- _DATA FOR PROCESSING_
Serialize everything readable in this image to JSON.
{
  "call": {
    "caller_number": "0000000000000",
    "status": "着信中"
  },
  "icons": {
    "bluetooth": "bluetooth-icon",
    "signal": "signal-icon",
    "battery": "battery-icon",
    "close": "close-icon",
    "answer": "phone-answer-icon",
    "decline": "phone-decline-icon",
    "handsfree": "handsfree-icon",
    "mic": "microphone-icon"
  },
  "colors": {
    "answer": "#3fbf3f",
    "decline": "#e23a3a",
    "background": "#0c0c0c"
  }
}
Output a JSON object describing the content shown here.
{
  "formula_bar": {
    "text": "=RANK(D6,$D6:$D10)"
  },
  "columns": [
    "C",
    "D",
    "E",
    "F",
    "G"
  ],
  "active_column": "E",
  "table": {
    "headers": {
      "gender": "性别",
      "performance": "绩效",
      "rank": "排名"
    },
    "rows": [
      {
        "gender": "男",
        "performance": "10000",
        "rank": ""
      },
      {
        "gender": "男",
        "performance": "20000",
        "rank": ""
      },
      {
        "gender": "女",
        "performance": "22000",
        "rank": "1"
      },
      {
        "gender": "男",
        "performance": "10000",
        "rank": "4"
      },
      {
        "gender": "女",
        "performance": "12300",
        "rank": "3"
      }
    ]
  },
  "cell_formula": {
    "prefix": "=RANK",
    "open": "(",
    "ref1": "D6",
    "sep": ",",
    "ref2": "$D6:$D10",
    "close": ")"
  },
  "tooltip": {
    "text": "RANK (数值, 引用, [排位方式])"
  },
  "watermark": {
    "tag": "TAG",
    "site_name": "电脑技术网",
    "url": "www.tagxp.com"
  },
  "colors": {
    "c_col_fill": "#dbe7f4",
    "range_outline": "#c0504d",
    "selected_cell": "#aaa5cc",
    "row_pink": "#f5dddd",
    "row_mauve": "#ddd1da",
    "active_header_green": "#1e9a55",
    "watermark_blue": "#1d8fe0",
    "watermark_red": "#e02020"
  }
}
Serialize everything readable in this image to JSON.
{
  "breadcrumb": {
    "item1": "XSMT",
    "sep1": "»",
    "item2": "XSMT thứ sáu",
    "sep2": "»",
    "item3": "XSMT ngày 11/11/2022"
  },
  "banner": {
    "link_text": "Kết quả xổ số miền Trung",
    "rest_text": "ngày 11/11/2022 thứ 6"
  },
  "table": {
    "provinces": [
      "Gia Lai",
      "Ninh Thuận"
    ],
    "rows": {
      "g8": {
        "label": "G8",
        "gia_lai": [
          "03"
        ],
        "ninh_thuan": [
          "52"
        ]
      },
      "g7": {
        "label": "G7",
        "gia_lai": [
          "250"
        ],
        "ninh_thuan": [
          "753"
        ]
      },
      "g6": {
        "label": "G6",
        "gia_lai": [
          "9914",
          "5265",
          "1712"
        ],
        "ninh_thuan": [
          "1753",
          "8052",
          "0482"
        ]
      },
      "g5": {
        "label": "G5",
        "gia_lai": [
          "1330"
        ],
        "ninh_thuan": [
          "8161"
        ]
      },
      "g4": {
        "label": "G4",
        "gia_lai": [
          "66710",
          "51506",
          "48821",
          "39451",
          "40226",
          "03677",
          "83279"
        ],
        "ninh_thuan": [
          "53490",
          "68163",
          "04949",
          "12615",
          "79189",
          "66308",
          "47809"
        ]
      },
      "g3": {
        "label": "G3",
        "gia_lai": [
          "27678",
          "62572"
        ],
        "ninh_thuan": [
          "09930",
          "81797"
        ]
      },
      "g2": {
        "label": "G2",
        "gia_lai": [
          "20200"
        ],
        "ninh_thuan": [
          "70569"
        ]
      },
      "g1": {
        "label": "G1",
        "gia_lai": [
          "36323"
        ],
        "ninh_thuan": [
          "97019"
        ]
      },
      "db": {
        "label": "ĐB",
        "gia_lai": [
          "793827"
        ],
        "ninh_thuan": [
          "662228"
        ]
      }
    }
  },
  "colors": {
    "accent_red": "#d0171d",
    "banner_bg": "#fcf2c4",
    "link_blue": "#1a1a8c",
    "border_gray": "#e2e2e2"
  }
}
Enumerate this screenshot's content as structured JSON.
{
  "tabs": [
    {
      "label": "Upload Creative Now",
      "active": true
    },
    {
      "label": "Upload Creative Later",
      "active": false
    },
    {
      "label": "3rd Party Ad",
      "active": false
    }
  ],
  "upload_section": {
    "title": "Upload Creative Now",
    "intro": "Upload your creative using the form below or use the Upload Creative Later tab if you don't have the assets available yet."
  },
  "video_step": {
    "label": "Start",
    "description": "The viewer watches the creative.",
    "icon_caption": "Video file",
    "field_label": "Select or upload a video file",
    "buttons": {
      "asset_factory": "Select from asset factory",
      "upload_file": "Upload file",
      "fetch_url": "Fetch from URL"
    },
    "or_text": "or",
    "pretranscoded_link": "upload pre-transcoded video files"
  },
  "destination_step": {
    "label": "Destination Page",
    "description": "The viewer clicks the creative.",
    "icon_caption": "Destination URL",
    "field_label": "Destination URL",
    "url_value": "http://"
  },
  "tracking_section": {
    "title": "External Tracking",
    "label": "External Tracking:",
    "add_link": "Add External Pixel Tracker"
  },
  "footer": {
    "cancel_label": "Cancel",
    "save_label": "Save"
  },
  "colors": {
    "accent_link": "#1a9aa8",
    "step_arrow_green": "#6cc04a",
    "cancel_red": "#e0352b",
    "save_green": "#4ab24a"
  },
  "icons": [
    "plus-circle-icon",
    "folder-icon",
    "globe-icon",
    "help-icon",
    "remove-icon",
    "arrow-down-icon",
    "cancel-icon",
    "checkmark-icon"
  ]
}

- _SET TASK_
Set down all of the entries exactly, please.

- _TASK OUTPUT_
Serialize everything readable in this image to JSON.
{
  "call": {
    "caller_number": "0000000000000",
    "status": "着信中"
  },
  "icons": {
    "bluetooth": "bluetooth-icon",
    "signal": "signal-icon",
    "battery": "battery-icon",
    "close": "close-icon",
    "answer": "phone-answer-icon",
    "decline": "phone-decline-icon",
    "handsfree": "handsfree-icon",
    "mic": "microphone-icon"
  },
  "colors": {
    "answer": "#3fbf3f",
    "decline": "#e23a3a",
    "background": "#0c0c0c"
  }
}
Output a JSON object describing the content shown here.
{
  "formula_bar": {
    "text": "=RANK(D6,$D6:$D10)"
  },
  "columns": [
    "C",
    "D",
    "E",
    "F",
    "G"
  ],
  "active_column": "E",
  "table": {
    "headers": {
      "gender": "性别",
      "performance": "绩效",
      "rank": "排名"
    },
    "rows": [
      {
        "gender": "男",
        "performance": "10000",
        "rank": ""
      },
      {
        "gender": "男",
        "performance": "20000",
        "rank": ""
      },
      {
        "gender": "女",
        "performance": "22000",
        "rank": "1"
      },
      {
        "gender": "男",
        "performance": "10000",
        "rank": "4"
      },
      {
        "gender": "女",
        "performance": "12300",
        "rank": "3"
      }
    ]
  },
  "cell_formula": {
    "prefix": "=RANK",
    "open": "(",
    "ref1": "D6",
    "sep": ",",
    "ref2": "$D6:$D10",
    "close": ")"
  },
  "tooltip": {
    "text": "RANK (数值, 引用, [排位方式])"
  },
  "watermark": {
    "tag": "TAG",
    "site_name": "电脑技术网",
    "url": "www.tagxp.com"
  },
  "colors": {
    "c_col_fill": "#dbe7f4",
    "range_outline": "#c0504d",
    "selected_cell": "#aaa5cc",
    "row_pink": "#f5dddd",
    "row_mauve": "#ddd1da",
    "active_header_green": "#1e9a55",
    "watermark_blue": "#1d8fe0",
    "watermark_red": "#e02020"
  }
}
Serialize everything readable in this image to JSON.
{
  "breadcrumb": {
    "item1": "XSMT",
    "sep1": "»",
    "item2": "XSMT thứ sáu",
    "sep2": "»",
    "item3": "XSMT ngày 11/11/2022"
  },
  "banner": {
    "link_text": "Kết quả xổ số miền Trung",
    "rest_text": "ngày 11/11/2022 thứ 6"
  },
  "table": {
    "provinces": [
      "Gia Lai",
      "Ninh Thuận"
    ],
    "rows": {
      "g8": {
        "label": "G8",
        "gia_lai": [
          "03"
        ],
        "ninh_thuan": [
          "52"
        ]
      },
      "g7": {
        "label": "G7",
        "gia_lai": [
          "250"
        ],
        "ninh_thuan": [
          "753"
        ]
      },
      "g6": {
        "label": "G6",
        "gia_lai": [
          "9914",
          "5265",
          "1712"
        ],
        "ninh_thuan": [
          "1753",
          "8052",
          "0482"
        ]
      },
      "g5": {
        "label": "G5",
        "gia_lai": [
          "1330"
        ],
        "ninh_thuan": [
          "8161"
        ]
      },
      "g4": {
        "label": "G4",
        "gia_lai": [
          "66710",
          "51506",
          "48821",
          "39451",
          "40226",
          "03677",
          "83279"
        ],
        "ninh_thuan": [
          "53490",
          "68163",
          "04949",
          "12615",
          "79189",
          "66308",
          "47809"
        ]
      },
      "g3": {
        "label": "G3",
        "gia_lai": [
          "27678",
          "62572"
        ],
        "ninh_thuan": [
          "09930",
          "81797"
        ]
      },
      "g2": {
        "label": "G2",
        "gia_lai": [
          "20200"
        ],
        "ninh_thuan": [
          "70569"
        ]
      },
      "g1": {
        "label": "G1",
        "gia_lai": [
          "36323"
        ],
        "ninh_thuan": [
          "97019"
        ]
      },
      "db": {
        "label": "ĐB",
        "gia_lai": [
          "793827"
        ],
        "ninh_thuan": [
          "662228"
        ]
      }
    }
  },
  "colors": {
    "accent_red": "#d0171d",
    "banner_bg": "#fcf2c4",
    "link_blue": "#1a1a8c",
    "border_gray": "#e2e2e2"
  }
}
Enumerate this screenshot's content as structured JSON.
{
  "tabs": [
    {
      "label": "Upload Creative Now",
      "active": true
    },
    {
      "label": "Upload Creative Later",
      "active": false
    },
    {
      "label": "3rd Party Ad",
      "active": false
    }
  ],
  "upload_section": {
    "title": "Upload Creative Now",
    "intro": "Upload your creative using the form below or use the Upload Creative Later tab if you don't have the assets available yet."
  },
  "video_step": {
    "label": "Start",
    "description": "The viewer watches the creative.",
    "icon_caption": "Video file",
    "field_label": "Select or upload a video file",
    "buttons": {
      "asset_factory": "Select from asset factory",
      "upload_file": "Upload file",
      "fetch_url": "Fetch from URL"
    },
    "or_text": "or",
    "pretranscoded_link": "upload pre-transcoded video files"
  },
  "destination_step": {
    "label": "Destination Page",
    "description": "The viewer clicks the creative.",
    "icon_caption": "Destination URL",
    "field_label": "Destination URL",
    "url_value": "http://"
  },
  "tracking_section": {
    "title": "External Tracking",
    "label": "External Tracking:",
    "add_link": "Add External Pixel Tracker"
  },
  "footer": {
    "cancel_label": "Cancel",
    "save_label": "Save"
  },
  "colors": {
    "accent_link": "#1a9aa8",
    "step_arrow_green": "#6cc04a",
    "cancel_red": "#e0352b",
    "save_green": "#4ab24a"
  },
  "icons": [
    "plus-circle-icon",
    "folder-icon",
    "globe-icon",
    "help-icon",
    "remove-icon",
    "arrow-down-icon",
    "cancel-icon",
    "checkmark-icon"
  ]
}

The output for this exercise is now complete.